## DOCUMENT EXTRACT
# Canada Income Tax



## mohansingh11 (Oct 31, 2017)

Hi Guys,

I want to know about Income tax in Canada for an NRI. Anyone can help me out this.


----------



## Bevdeforges (Nov 16, 2007)

Can you perhaps give us a few more details?

If you're looking at non-resident taxation, what kind of income source are you looking at? Or, if you're looking at emmigrating to Canada (and thus resident taxation), will you be working or drawing on resources located in India or otherwise outside of Canada?
Cheers,
Bev


----------



## mohansingh11 (Oct 31, 2017)

*Canada Income tax*

Thanks For your quick reply,

I am planning to migrate Canada for job purpose. so i want to know Canadian Govt. financial rule of Tax deduction.


----------



## Bevdeforges (Nov 16, 2007)

OK - the Canadian Revenue Agency has a pretty nice looking website https://www.canada.ca/en/revenue-agency.html where you might be able to get an overview on their income tax system.

And check out Wikipedia under Taxation in Canada. Their summaries of the tax system should at least get you started until we can flag down someone here on the forum with some personal perspective.
Cheers,
Bev


----------



## Nononymous (Jul 12, 2011)

My usual advice in this situation:

LMGTFY


----------

## MATERIAL PROVIDED
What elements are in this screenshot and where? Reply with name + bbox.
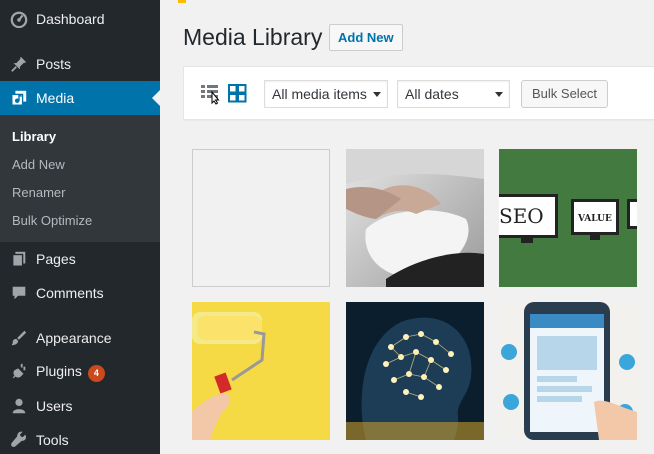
pages-icon — [12, 251, 26, 267]
admin-sidebar: Dashboard Posts Media Library Add New Re… — [0, 0, 160, 454]
media-item-blank-image[interactable] — [192, 149, 330, 287]
media-type-filter[interactable]: All media items — [264, 80, 388, 108]
chevron-down-icon — [373, 92, 381, 97]
chevron-down-icon — [495, 92, 503, 97]
brush-icon — [11, 330, 27, 346]
sidebar-item-label: Media — [36, 90, 75, 106]
wrench-icon — [11, 431, 27, 447]
sidebar-item-label: Posts — [36, 56, 72, 72]
sidebar-item-tools[interactable]: Tools — [0, 423, 160, 454]
submenu-item-library[interactable]: Library — [12, 129, 56, 144]
page-title: Media Library — [183, 24, 323, 50]
sidebar-item-label: Users — [36, 398, 73, 414]
media-item-digital-brain-head[interactable] — [346, 302, 484, 440]
media-item-mobile-phone-illustration[interactable] — [499, 302, 637, 440]
sidebar-item-label: Comments — [36, 285, 104, 301]
bulk-select-button[interactable]: Bulk Select — [521, 80, 609, 108]
seo-text: SEO — [499, 204, 544, 228]
sidebar-item-posts[interactable]: Posts — [0, 47, 160, 81]
dashboard-icon — [10, 11, 28, 28]
notice-accent — [178, 0, 186, 3]
user-icon — [12, 398, 26, 414]
sidebar-item-plugins[interactable]: Plugins 4 — [0, 355, 160, 389]
media-item-hand-on-mouse-photo[interactable] — [346, 149, 484, 287]
media-item-seo-value-monitors[interactable]: SEO VALUE — [499, 149, 637, 287]
value-text: VALUE — [577, 214, 612, 224]
sidebar-item-label: Pages — [36, 251, 76, 267]
sidebar-item-comments[interactable]: Comments — [0, 276, 160, 310]
sidebar-item-media[interactable]: Media — [0, 81, 160, 115]
media-item-paint-roller-yellow-wall[interactable] — [192, 302, 330, 440]
comment-icon — [12, 286, 26, 300]
plug-icon — [12, 363, 26, 379]
add-new-button[interactable]: Add New — [329, 24, 403, 51]
grid-view-icon — [228, 84, 247, 103]
sidebar-item-label: Plugins 4 — [36, 363, 105, 382]
submenu-item-renamer[interactable]: Renamer — [12, 185, 65, 200]
submenu-item-add-new[interactable]: Add New — [12, 157, 65, 172]
submenu-item-bulk-optimize[interactable]: Bulk Optimize — [12, 213, 92, 228]
media-toolbar: All media items All dates Bulk Select — [183, 66, 654, 120]
sidebar-item-appearance[interactable]: Appearance — [0, 321, 160, 355]
media-type-filter-value: All media items — [272, 86, 367, 102]
grid-view-button[interactable] — [227, 83, 249, 105]
sidebar-item-label: Appearance — [36, 330, 112, 346]
sidebar-item-dashboard[interactable]: Dashboard — [0, 2, 160, 36]
sidebar-item-users[interactable]: Users — [0, 389, 160, 423]
list-view-icon — [201, 85, 220, 105]
sidebar-item-label: Dashboard — [36, 11, 105, 27]
update-count-badge: 4 — [87, 364, 105, 382]
sidebar-item-pages[interactable]: Pages — [0, 242, 160, 276]
date-filter[interactable]: All dates — [397, 80, 510, 108]
pin-icon — [11, 56, 27, 72]
sidebar-item-label: Tools — [36, 432, 69, 448]
list-view-button[interactable] — [200, 83, 222, 105]
media-icon — [11, 90, 27, 106]
date-filter-value: All dates — [405, 86, 459, 102]
media-submenu: Library Add New Renamer Bulk Optimize — [0, 115, 160, 242]
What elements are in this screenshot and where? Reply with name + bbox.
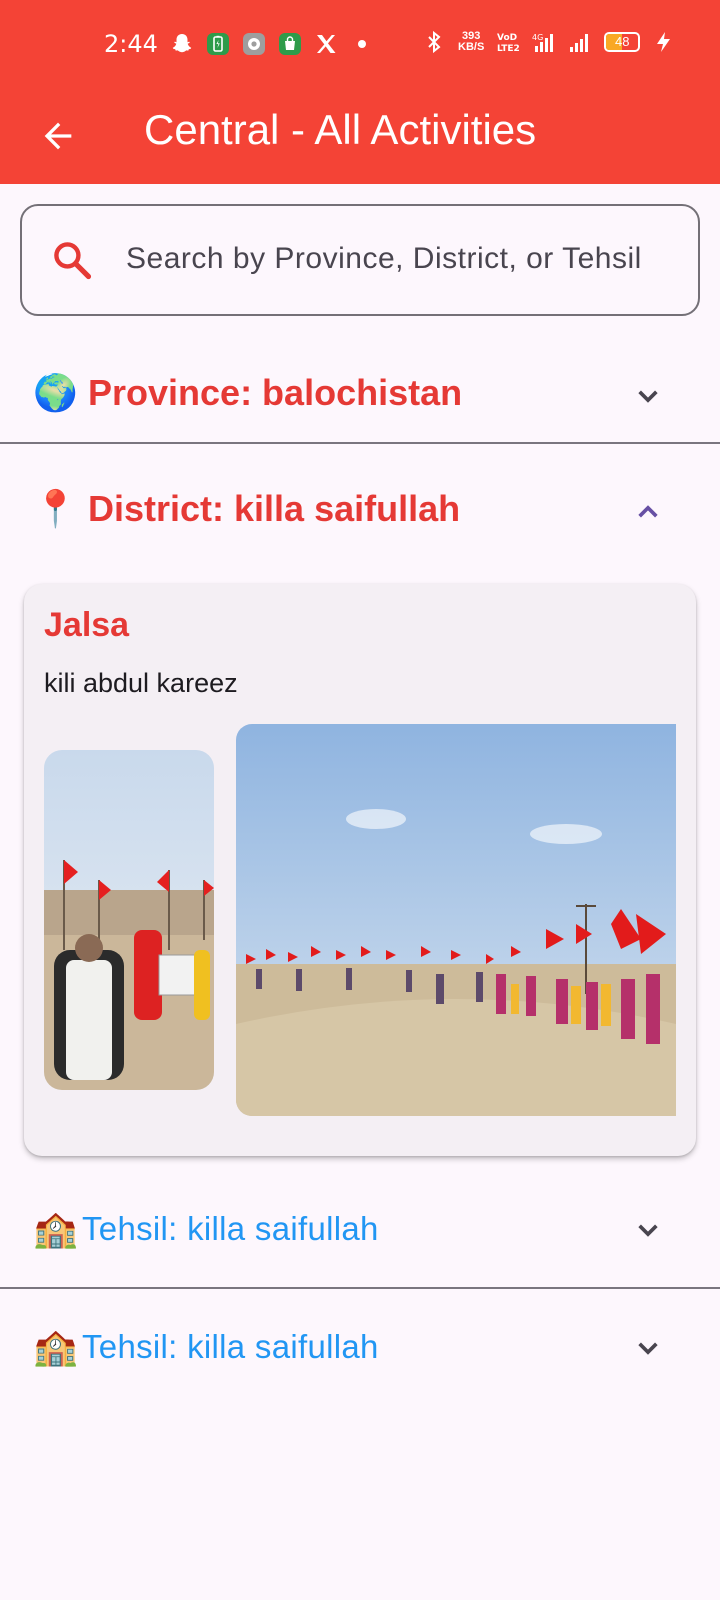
chevron-down-icon[interactable] <box>628 1210 668 1250</box>
dot-icon <box>358 40 366 48</box>
search-field[interactable]: Search by Province, District, or Tehsil <box>20 204 700 316</box>
x-app-icon <box>317 35 336 53</box>
activity-location: kili abdul kareez <box>44 668 238 698</box>
globe-icon: 🌍 <box>33 372 78 413</box>
school-icon: 🏫 <box>33 1326 78 1367</box>
svg-text:LTE2: LTE2 <box>497 44 520 54</box>
rally-photo-marchers-image <box>44 750 214 1090</box>
battery-icon: 48 <box>604 32 641 52</box>
battery-saver-icon <box>207 33 229 55</box>
search-input[interactable]: Search by Province, District, or Tehsil <box>126 242 686 276</box>
volte-icon: VoDLTE2 <box>497 33 520 54</box>
chevron-up-icon[interactable] <box>628 492 668 532</box>
tehsil-label: Tehsil: killa saifullah <box>82 1328 379 1365</box>
arrow-back-icon <box>44 122 72 150</box>
district-expander[interactable]: 📍 District: killa saifullah <box>0 466 720 556</box>
charging-icon <box>657 32 671 52</box>
chevron-down-icon[interactable] <box>628 376 668 416</box>
bluetooth-icon <box>428 30 441 54</box>
signal-4g-icon: 4G <box>532 33 554 52</box>
province-label: Province: balochistan <box>88 372 463 413</box>
settings-app-icon <box>243 33 265 55</box>
chevron-down-icon[interactable] <box>628 1328 668 1368</box>
tehsil-label: Tehsil: killa saifullah <box>82 1210 379 1247</box>
battery-percent: 48 <box>615 34 630 49</box>
store-app-icon <box>279 33 301 55</box>
province-expander[interactable]: 🌍 Province: balochistan <box>0 350 720 440</box>
back-button[interactable] <box>30 108 86 164</box>
tehsil-expander[interactable]: 🏫 Tehsil: killa saifullah <box>0 1184 720 1274</box>
snapchat-icon <box>172 34 192 53</box>
page-title: Central - All Activities <box>144 106 537 153</box>
svg-text:VoD: VoD <box>497 33 517 43</box>
province-divider <box>0 442 720 444</box>
search-icon <box>54 242 92 280</box>
activity-card[interactable]: Jalsa kili abdul kareez <box>24 584 696 1156</box>
district-label: District: killa saifullah <box>88 488 461 529</box>
signal-icon <box>570 34 589 52</box>
net-speed-unit: KB/S <box>458 41 485 53</box>
rally-photo-road-flags[interactable] <box>236 724 676 1116</box>
status-time: 2:44 <box>104 30 158 58</box>
pin-icon: 📍 <box>33 488 78 529</box>
system-icons: 393 KB/S VoD LTE2 4G 48 <box>422 30 676 54</box>
tehsil-divider <box>0 1287 720 1289</box>
notification-icons <box>170 32 374 56</box>
tehsil-expander[interactable]: 🏫 Tehsil: killa saifullah <box>0 1302 720 1392</box>
top-header: 2:44 393 KB/S VoD LTE2 4G 48 Central - Al… <box>0 0 720 184</box>
rally-photo-marchers[interactable] <box>44 750 214 1090</box>
svg-text:4G: 4G <box>532 33 543 42</box>
status-bar: 2:44 393 KB/S VoD LTE2 4G 48 <box>0 0 720 90</box>
app-bar: Central - All Activities <box>0 90 720 184</box>
activity-title: Jalsa <box>44 606 130 644</box>
school-icon: 🏫 <box>33 1208 78 1249</box>
net-speed: 393 KB/S <box>458 31 484 53</box>
rally-photo-road-flags-image <box>236 724 676 1116</box>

## PROBLEM TO SOLVE
Please reproduce word for word the passage of the Canadian income tax thread starting at "And check out" and ending at "some personal perspective.".

## CORRECT ANSWER
And check out Wikipedia under Taxation in Canada. Their summaries of the tax system should at least get you started until we can flag down someone here on the forum with some personal perspective.